## Problem
Quote the lines below word for word, beginning with the line that contains "- y-tick-label: 150: [906, 189, 926, 203]" and stopping after the line that contains "- colorbar-tick-label: -10: [1218, 393, 1233, 407]".

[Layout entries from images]
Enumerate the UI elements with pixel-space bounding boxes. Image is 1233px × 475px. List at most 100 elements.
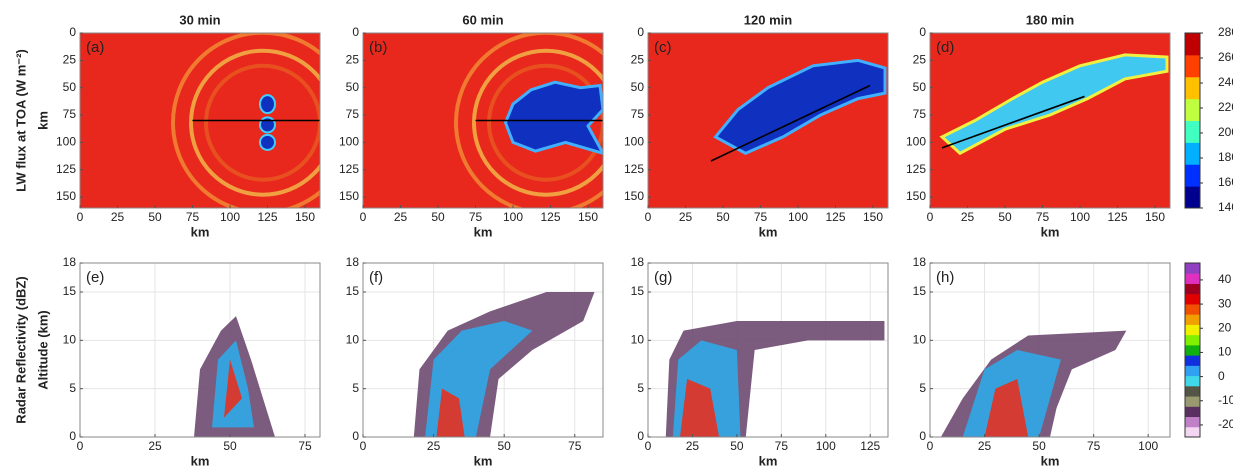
- y-tick-label: 150: [906, 189, 926, 203]
- colorbar-tick-label: 200: [1218, 125, 1233, 139]
- y-tick-label: 0: [637, 429, 644, 443]
- y-tick-label: 100: [339, 135, 359, 149]
- x-tick-label: 0: [645, 439, 652, 453]
- colorbar-tick-label: -10: [1218, 393, 1233, 407]
- panel-title: 30 min: [179, 12, 220, 27]
- colorbar-swatch: [1185, 344, 1200, 356]
- y-tick-label: 125: [56, 162, 76, 176]
- colorbar-tick-label: 240: [1218, 75, 1233, 89]
- x-tick-label: 25: [961, 210, 975, 224]
- panel-title: 120 min: [744, 12, 792, 27]
- colorbar-swatch: [1185, 293, 1200, 305]
- colorbar-tick-label: 0: [1218, 369, 1225, 383]
- colorbar-swatch: [1185, 385, 1200, 397]
- x-tick-label: 0: [77, 210, 84, 224]
- y-tick-label: 50: [346, 80, 360, 94]
- colorbar-swatch: [1185, 324, 1200, 336]
- y-tick-label: 50: [631, 80, 645, 94]
- colorbar-swatch: [1185, 416, 1200, 428]
- x-tick-label: 50: [716, 210, 730, 224]
- x-tick-label: 50: [1032, 439, 1046, 453]
- x-tick-label: 25: [427, 439, 441, 453]
- colorbar-swatch: [1185, 54, 1200, 78]
- colorbar-tick-label: 40: [1218, 272, 1232, 286]
- x-tick-label: 25: [679, 210, 693, 224]
- y-tick-label: 125: [906, 162, 926, 176]
- colorbar-swatch: [1185, 355, 1200, 366]
- x-tick-label: 50: [730, 439, 744, 453]
- y-tick-label: 75: [913, 107, 927, 121]
- y-tick-label: 18: [346, 255, 360, 269]
- y-tick-label: 10: [346, 333, 360, 347]
- x-tick-label: 0: [360, 210, 367, 224]
- x-tick-label: 25: [111, 210, 125, 224]
- x-tick-label: 150: [1145, 210, 1165, 224]
- x-axis-label: km: [474, 224, 493, 239]
- y-tick-label: 100: [624, 135, 644, 149]
- y-tick-label: 5: [919, 381, 926, 395]
- y-tick-label: 0: [69, 25, 76, 39]
- colorbar-swatch: [1185, 273, 1200, 284]
- x-tick-label: 50: [223, 439, 237, 453]
- x-tick-label: 100: [816, 439, 836, 453]
- colorbar-tick-label: 220: [1218, 100, 1233, 114]
- ring: [454, 33, 603, 208]
- panel-label: (h): [936, 269, 954, 286]
- row-label: LW flux at TOA (W m⁻²): [13, 49, 28, 192]
- ring: [204, 63, 320, 182]
- echo: [436, 388, 465, 437]
- cloud: [939, 53, 1169, 156]
- plot-area: [80, 33, 320, 208]
- y-tick-label: 0: [352, 429, 359, 443]
- y-tick-label: 0: [352, 25, 359, 39]
- colorbar-swatch: [1185, 186, 1200, 209]
- cloud: [259, 116, 276, 134]
- axes-frame: [79, 32, 321, 209]
- colorbar-tick-label: 180: [1218, 150, 1233, 164]
- y-tick-label: 10: [63, 333, 77, 347]
- y-tick-label: 0: [69, 429, 76, 443]
- cross-section: [710, 84, 871, 162]
- plot-area: [930, 263, 1170, 437]
- axes-frame: [929, 262, 1171, 438]
- colorbar-swatch: [1185, 263, 1200, 274]
- x-tick-label: 125: [257, 210, 277, 224]
- y-axis-label: km: [35, 111, 50, 130]
- y-tick-label: 150: [624, 189, 644, 203]
- x-tick-label: 75: [775, 439, 789, 453]
- y-tick-label: 10: [913, 333, 927, 347]
- y-tick-label: 75: [631, 107, 645, 121]
- x-tick-label: 100: [1070, 210, 1090, 224]
- axes-frame: [362, 32, 604, 209]
- x-tick-label: 150: [863, 210, 883, 224]
- y-tick-label: 25: [631, 53, 645, 67]
- y-tick-label: 18: [913, 255, 927, 269]
- echo: [224, 359, 242, 418]
- axes-frame: [79, 262, 321, 438]
- colorbar-frame: [1184, 32, 1201, 209]
- y-tick-label: 25: [346, 53, 360, 67]
- colorbar-swatch: [1185, 164, 1200, 187]
- y-tick-label: 150: [339, 189, 359, 203]
- axes-frame: [362, 262, 604, 438]
- x-tick-label: 75: [1087, 439, 1101, 453]
- panel-label: (b): [369, 39, 387, 56]
- x-tick-label: 125: [1107, 210, 1127, 224]
- row-label: Radar Reflectivity (dBZ): [13, 276, 28, 423]
- colorbar-swatch: [1185, 396, 1200, 407]
- y-tick-label: 5: [69, 381, 76, 395]
- panel-label: (a): [86, 39, 104, 56]
- y-tick-label: 75: [63, 107, 77, 121]
- colorbar-swatch: [1185, 406, 1200, 418]
- y-tick-label: 18: [63, 255, 77, 269]
- colorbar-tick-label: 30: [1218, 296, 1232, 310]
- y-tick-label: 5: [352, 381, 359, 395]
- y-tick-label: 100: [906, 135, 926, 149]
- colorbar-tick-label: 10: [1218, 345, 1232, 359]
- y-tick-label: 15: [346, 284, 360, 298]
- echo: [984, 379, 1029, 437]
- colorbar-swatch: [1185, 314, 1200, 325]
- colorbar-swatch: [1185, 33, 1200, 56]
- cloud: [713, 58, 887, 155]
- colorbar-tick-label: 280: [1218, 25, 1233, 39]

## Exercise output
- y-tick-label: 150: [906, 189, 926, 203]
- colorbar-tick-label: 200: [1218, 125, 1233, 139]
- y-tick-label: 0: [637, 429, 644, 443]
- y-tick-label: 100: [339, 135, 359, 149]
- x-tick-label: 0: [645, 439, 652, 453]
- colorbar-tick-label: -10: [1218, 393, 1233, 407]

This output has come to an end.